Exercise directions - Find each line with the string "this" and report it.

----------

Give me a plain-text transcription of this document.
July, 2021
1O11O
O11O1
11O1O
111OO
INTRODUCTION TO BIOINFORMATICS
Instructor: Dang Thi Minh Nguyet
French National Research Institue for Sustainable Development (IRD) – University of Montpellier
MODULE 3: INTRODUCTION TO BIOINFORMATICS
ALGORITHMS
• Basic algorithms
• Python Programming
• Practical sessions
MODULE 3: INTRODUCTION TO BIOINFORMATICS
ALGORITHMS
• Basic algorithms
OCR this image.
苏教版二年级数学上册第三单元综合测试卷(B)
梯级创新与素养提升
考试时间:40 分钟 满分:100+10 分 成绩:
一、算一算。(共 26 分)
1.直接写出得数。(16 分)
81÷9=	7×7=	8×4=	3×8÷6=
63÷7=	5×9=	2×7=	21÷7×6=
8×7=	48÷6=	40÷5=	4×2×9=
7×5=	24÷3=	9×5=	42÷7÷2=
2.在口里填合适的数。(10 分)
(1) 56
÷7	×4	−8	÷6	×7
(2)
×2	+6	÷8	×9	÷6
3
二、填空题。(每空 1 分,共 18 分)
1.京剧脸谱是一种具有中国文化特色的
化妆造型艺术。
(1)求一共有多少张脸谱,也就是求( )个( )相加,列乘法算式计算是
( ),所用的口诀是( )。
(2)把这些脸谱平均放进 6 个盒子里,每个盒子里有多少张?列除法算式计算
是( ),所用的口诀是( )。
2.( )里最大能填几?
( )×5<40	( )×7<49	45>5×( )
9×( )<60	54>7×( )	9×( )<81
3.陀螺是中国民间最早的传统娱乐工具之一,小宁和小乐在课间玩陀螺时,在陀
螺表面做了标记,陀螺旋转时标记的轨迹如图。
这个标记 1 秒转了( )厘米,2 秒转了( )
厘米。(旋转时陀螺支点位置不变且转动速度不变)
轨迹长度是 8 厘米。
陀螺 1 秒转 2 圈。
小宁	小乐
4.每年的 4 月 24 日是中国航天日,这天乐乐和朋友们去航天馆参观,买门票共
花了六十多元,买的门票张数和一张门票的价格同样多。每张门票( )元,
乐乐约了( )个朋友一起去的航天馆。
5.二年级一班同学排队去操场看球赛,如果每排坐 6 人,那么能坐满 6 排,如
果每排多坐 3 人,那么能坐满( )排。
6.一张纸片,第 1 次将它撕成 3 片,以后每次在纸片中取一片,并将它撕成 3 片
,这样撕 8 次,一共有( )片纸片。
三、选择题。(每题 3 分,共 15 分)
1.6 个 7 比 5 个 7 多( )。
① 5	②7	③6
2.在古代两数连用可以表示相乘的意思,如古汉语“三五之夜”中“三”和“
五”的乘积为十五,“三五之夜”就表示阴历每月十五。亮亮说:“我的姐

----------

Final result -
Give me a plain-text transcription of this document.
OCR this image.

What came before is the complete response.